- **GOAL OF THE EXERCISE**: How many lines hold the string "Schiffbau"? Reply with the number alone.

□ □ □ □ □

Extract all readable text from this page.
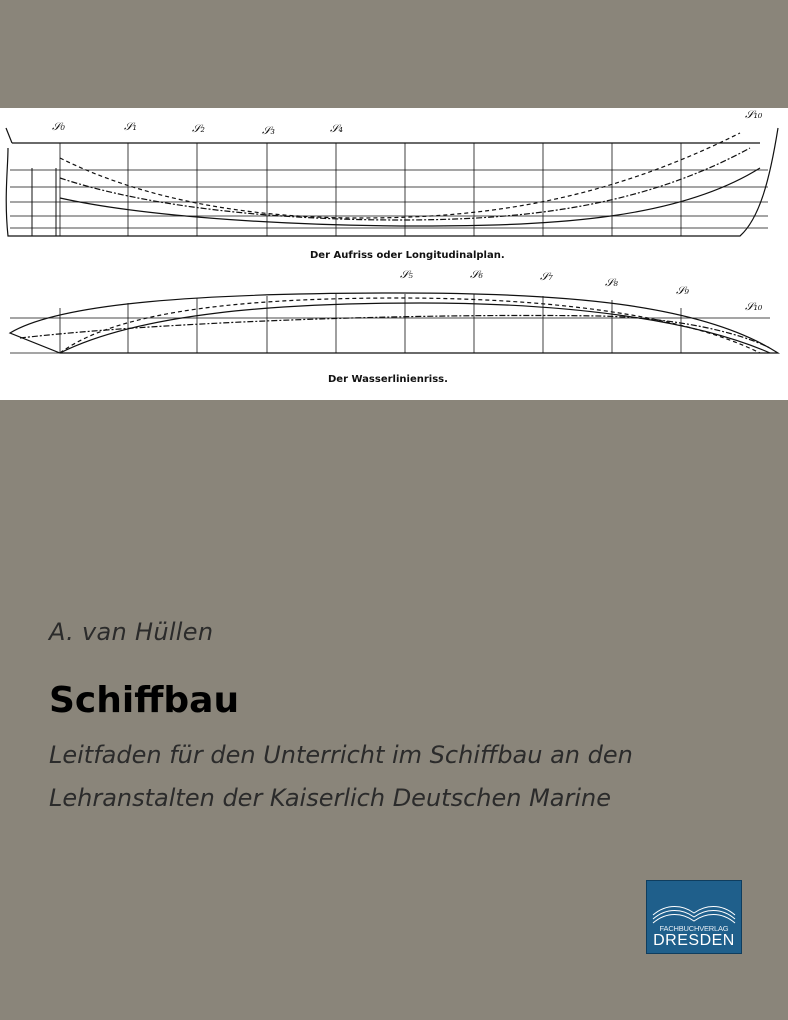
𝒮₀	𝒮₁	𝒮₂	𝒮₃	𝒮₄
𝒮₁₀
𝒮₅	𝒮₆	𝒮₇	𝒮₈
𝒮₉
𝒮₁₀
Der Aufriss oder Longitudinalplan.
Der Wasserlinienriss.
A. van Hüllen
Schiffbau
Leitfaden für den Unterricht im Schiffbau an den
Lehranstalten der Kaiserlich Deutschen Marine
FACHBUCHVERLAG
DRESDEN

□ □ □ □ □

- **ANSWER**: 2